> Given request A
In the bug report about the hanging TMA descriptor load, list the keyword arguments passed to `make_tensor_descriptor`.
> Given request B
Retype the lines of the data listing entries, starting at the very first line of the entries and ending at the line that contains "abstract-text: A light-emitting".

----- Quoted passage

Loading from TMA descriptor hangs

Open saagarjha opened this issue 8 months ago • 4 comments

Describe the bug

I haven't looked into why this is happening yet but I've been able to reduce it. If you run the following code it will hang:

#!/usr/bin/env python3

import torch
import triton


autotune_config = [triton.Config({"BLOCK_SIZE": block_size}) for block_size in map(lambda n: 2**n, range(7, 10))]


@triton.autotune(configs=autotune_config, key=[])
@triton.jit
def test(
    matrix,
    n,
    BLOCK_SIZE: triton.language.constexpr,
):
    data = triton.language.make_tensor_descriptor(
        matrix, block_shape=(BLOCK_SIZE, 16), shape=(n, n), strides=(n, 1)
    ).load((0, 0))

    # Make sure the load happens and isn't optimized out
    triton.language.store(matrix + triton.language.zeros_like(data), data)


if __name__ == "__main__":
    triton.set_allocator(lambda size, alignment, stream: torch.empty(size, device="cuda", dtype=torch.int8))

    n = 4096

    matrix = torch.zeros(n, n, dtype=torch.int, device="cuda")

    test[(1,)](matrix, n)

----------
----- Entries supplied

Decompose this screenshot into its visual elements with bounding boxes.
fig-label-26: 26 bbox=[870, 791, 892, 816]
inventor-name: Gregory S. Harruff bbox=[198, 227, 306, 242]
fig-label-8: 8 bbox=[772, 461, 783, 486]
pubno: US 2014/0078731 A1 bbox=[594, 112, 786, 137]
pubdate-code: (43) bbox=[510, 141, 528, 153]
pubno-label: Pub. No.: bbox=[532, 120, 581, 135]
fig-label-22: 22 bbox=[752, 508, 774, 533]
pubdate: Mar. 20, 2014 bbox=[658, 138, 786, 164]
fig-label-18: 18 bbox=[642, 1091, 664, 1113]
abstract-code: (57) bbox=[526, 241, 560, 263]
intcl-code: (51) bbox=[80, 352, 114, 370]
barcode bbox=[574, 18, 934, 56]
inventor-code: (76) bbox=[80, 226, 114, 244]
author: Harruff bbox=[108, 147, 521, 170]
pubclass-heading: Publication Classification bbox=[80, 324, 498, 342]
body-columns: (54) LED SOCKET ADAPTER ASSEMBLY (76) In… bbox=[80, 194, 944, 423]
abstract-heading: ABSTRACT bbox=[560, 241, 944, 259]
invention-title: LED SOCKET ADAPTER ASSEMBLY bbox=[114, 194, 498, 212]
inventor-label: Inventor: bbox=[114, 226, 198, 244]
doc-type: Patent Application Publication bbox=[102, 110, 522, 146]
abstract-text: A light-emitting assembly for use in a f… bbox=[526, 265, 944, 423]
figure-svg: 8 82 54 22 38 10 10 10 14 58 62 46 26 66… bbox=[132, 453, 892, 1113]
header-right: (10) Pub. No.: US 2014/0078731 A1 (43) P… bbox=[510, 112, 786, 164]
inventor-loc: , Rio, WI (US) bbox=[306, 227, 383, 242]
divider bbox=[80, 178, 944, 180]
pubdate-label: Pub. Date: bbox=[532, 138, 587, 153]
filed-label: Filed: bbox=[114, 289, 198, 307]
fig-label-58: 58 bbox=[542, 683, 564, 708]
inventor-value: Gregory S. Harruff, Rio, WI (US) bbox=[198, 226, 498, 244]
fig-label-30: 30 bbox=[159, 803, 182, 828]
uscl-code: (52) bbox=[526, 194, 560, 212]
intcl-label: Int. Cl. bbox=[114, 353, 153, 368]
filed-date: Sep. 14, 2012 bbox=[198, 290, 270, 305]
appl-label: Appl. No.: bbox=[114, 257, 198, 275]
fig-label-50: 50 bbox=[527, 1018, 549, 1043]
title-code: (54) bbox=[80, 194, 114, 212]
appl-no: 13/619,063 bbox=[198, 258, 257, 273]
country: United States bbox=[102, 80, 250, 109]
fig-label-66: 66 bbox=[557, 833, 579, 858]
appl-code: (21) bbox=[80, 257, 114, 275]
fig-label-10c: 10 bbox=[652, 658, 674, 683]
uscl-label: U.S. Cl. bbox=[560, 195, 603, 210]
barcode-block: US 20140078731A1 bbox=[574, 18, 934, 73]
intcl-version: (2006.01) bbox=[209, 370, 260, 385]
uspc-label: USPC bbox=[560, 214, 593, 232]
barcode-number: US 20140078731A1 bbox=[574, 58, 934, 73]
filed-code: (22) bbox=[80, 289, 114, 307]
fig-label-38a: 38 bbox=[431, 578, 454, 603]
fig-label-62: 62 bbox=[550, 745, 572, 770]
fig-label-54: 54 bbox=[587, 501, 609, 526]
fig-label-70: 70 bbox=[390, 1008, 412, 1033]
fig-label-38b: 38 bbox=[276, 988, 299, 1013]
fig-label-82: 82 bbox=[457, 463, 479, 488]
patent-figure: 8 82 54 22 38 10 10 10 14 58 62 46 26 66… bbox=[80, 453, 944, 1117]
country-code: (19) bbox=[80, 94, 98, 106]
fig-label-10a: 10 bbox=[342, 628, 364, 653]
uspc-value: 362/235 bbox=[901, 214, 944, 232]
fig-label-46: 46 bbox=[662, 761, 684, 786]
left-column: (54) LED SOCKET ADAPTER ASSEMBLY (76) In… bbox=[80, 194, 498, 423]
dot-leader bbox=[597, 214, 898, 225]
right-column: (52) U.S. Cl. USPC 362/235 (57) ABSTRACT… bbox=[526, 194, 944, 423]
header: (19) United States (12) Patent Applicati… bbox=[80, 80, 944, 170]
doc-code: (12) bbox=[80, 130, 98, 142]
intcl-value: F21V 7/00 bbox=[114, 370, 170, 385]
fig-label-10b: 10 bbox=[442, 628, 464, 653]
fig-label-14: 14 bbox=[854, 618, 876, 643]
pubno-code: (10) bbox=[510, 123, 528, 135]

----------

> Worked answer A
block_shape, shape, strides

> Worked answer B
Decompose this screenshot into its visual elements with bounding boxes.
fig-label-26: 26 bbox=[870, 791, 892, 816]
inventor-name: Gregory S. Harruff bbox=[198, 227, 306, 242]
fig-label-8: 8 bbox=[772, 461, 783, 486]
pubno: US 2014/0078731 A1 bbox=[594, 112, 786, 137]
pubdate-code: (43) bbox=[510, 141, 528, 153]
pubno-label: Pub. No.: bbox=[532, 120, 581, 135]
fig-label-22: 22 bbox=[752, 508, 774, 533]
pubdate: Mar. 20, 2014 bbox=[658, 138, 786, 164]
fig-label-18: 18 bbox=[642, 1091, 664, 1113]
abstract-code: (57) bbox=[526, 241, 560, 263]
intcl-code: (51) bbox=[80, 352, 114, 370]
barcode bbox=[574, 18, 934, 56]
inventor-code: (76) bbox=[80, 226, 114, 244]
author: Harruff bbox=[108, 147, 521, 170]
pubclass-heading: Publication Classification bbox=[80, 324, 498, 342]
body-columns: (54) LED SOCKET ADAPTER ASSEMBLY (76) In… bbox=[80, 194, 944, 423]
abstract-heading: ABSTRACT bbox=[560, 241, 944, 259]
invention-title: LED SOCKET ADAPTER ASSEMBLY bbox=[114, 194, 498, 212]
inventor-label: Inventor: bbox=[114, 226, 198, 244]
doc-type: Patent Application Publication bbox=[102, 110, 522, 146]
abstract-text: A light-emitting assembly for use in a f… bbox=[526, 265, 944, 423]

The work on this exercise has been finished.